Your task is to quote the material that follows, in full and exactly.
==========
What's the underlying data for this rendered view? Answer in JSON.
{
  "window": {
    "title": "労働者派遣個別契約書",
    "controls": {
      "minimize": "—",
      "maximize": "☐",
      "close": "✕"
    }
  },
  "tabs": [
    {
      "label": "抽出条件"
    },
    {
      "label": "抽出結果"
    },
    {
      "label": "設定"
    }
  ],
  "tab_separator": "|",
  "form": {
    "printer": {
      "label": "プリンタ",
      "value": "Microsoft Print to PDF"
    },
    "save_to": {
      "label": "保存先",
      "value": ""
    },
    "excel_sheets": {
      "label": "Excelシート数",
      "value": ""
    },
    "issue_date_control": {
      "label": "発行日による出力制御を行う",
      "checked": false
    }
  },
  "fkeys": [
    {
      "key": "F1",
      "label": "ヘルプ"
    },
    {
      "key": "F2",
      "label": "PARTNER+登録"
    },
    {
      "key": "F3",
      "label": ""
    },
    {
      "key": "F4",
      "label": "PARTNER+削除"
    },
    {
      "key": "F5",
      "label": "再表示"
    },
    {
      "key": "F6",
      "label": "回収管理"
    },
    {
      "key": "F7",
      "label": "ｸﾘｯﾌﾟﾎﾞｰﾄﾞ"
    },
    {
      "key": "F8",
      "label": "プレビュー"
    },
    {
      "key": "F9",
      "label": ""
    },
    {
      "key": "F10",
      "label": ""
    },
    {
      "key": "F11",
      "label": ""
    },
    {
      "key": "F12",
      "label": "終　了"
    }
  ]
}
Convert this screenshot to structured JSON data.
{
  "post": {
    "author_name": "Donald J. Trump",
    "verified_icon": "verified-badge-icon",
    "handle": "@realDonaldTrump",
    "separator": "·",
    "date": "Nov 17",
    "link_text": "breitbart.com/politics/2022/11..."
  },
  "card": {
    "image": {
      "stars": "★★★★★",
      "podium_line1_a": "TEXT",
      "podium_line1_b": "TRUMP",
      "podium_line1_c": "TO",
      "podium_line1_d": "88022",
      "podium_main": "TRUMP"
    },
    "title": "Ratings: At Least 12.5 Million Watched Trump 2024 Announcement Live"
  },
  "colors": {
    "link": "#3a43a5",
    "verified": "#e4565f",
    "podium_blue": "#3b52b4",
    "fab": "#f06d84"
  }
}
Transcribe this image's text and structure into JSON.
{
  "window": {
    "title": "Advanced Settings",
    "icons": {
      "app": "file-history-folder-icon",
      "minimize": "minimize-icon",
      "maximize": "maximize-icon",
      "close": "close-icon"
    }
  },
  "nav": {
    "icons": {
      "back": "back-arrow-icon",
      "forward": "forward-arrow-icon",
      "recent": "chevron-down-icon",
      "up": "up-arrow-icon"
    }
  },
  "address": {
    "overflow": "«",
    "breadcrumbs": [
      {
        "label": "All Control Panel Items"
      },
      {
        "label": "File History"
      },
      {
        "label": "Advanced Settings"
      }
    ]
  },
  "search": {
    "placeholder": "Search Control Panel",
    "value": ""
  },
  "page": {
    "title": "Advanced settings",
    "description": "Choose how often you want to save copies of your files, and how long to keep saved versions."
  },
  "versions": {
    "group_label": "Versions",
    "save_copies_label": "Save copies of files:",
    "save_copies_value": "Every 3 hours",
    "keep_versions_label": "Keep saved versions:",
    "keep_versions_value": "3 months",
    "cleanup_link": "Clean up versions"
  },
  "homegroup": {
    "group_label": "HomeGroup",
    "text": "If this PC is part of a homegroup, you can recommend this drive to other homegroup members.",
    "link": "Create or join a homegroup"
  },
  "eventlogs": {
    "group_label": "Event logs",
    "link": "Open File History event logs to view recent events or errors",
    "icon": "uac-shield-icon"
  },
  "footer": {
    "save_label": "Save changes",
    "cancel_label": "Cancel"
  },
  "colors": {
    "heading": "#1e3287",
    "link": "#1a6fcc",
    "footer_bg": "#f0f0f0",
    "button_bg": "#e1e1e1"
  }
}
==========
**Written response:**
What's the underlying data for this rendered view? Answer in JSON.
{
  "window": {
    "title": "労働者派遣個別契約書",
    "controls": {
      "minimize": "—",
      "maximize": "☐",
      "close": "✕"
    }
  },
  "tabs": [
    {
      "label": "抽出条件"
    },
    {
      "label": "抽出結果"
    },
    {
      "label": "設定"
    }
  ],
  "tab_separator": "|",
  "form": {
    "printer": {
      "label": "プリンタ",
      "value": "Microsoft Print to PDF"
    },
    "save_to": {
      "label": "保存先",
      "value": ""
    },
    "excel_sheets": {
      "label": "Excelシート数",
      "value": ""
    },
    "issue_date_control": {
      "label": "発行日による出力制御を行う",
      "checked": false
    }
  },
  "fkeys": [
    {
      "key": "F1",
      "label": "ヘルプ"
    },
    {
      "key": "F2",
      "label": "PARTNER+登録"
    },
    {
      "key": "F3",
      "label": ""
    },
    {
      "key": "F4",
      "label": "PARTNER+削除"
    },
    {
      "key": "F5",
      "label": "再表示"
    },
    {
      "key": "F6",
      "label": "回収管理"
    },
    {
      "key": "F7",
      "label": "ｸﾘｯﾌﾟﾎﾞｰﾄﾞ"
    },
    {
      "key": "F8",
      "label": "プレビュー"
    },
    {
      "key": "F9",
      "label": ""
    },
    {
      "key": "F10",
      "label": ""
    },
    {
      "key": "F11",
      "label": ""
    },
    {
      "key": "F12",
      "label": "終　了"
    }
  ]
}
Convert this screenshot to structured JSON data.
{
  "post": {
    "author_name": "Donald J. Trump",
    "verified_icon": "verified-badge-icon",
    "handle": "@realDonaldTrump",
    "separator": "·",
    "date": "Nov 17",
    "link_text": "breitbart.com/politics/2022/11..."
  },
  "card": {
    "image": {
      "stars": "★★★★★",
      "podium_line1_a": "TEXT",
      "podium_line1_b": "TRUMP",
      "podium_line1_c": "TO",
      "podium_line1_d": "88022",
      "podium_main": "TRUMP"
    },
    "title": "Ratings: At Least 12.5 Million Watched Trump 2024 Announcement Live"
  },
  "colors": {
    "link": "#3a43a5",
    "verified": "#e4565f",
    "podium_blue": "#3b52b4",
    "fab": "#f06d84"
  }
}
Transcribe this image's text and structure into JSON.
{
  "window": {
    "title": "Advanced Settings",
    "icons": {
      "app": "file-history-folder-icon",
      "minimize": "minimize-icon",
      "maximize": "maximize-icon",
      "close": "close-icon"
    }
  },
  "nav": {
    "icons": {
      "back": "back-arrow-icon",
      "forward": "forward-arrow-icon",
      "recent": "chevron-down-icon",
      "up": "up-arrow-icon"
    }
  },
  "address": {
    "overflow": "«",
    "breadcrumbs": [
      {
        "label": "All Control Panel Items"
      },
      {
        "label": "File History"
      },
      {
        "label": "Advanced Settings"
      }
    ]
  },
  "search": {
    "placeholder": "Search Control Panel",
    "value": ""
  },
  "page": {
    "title": "Advanced settings",
    "description": "Choose how often you want to save copies of your files, and how long to keep saved versions."
  },
  "versions": {
    "group_label": "Versions",
    "save_copies_label": "Save copies of files:",
    "save_copies_value": "Every 3 hours",
    "keep_versions_label": "Keep saved versions:",
    "keep_versions_value": "3 months",
    "cleanup_link": "Clean up versions"
  },
  "homegroup": {
    "group_label": "HomeGroup",
    "text": "If this PC is part of a homegroup, you can recommend this drive to other homegroup members.",
    "link": "Create or join a homegroup"
  },
  "eventlogs": {
    "group_label": "Event logs",
    "link": "Open File History event logs to view recent events or errors",
    "icon": "uac-shield-icon"
  },
  "footer": {
    "save_label": "Save changes",
    "cancel_label": "Cancel"
  },
  "colors": {
    "heading": "#1e3287",
    "link": "#1a6fcc",
    "footer_bg": "#f0f0f0",
    "button_bg": "#e1e1e1"
  }
}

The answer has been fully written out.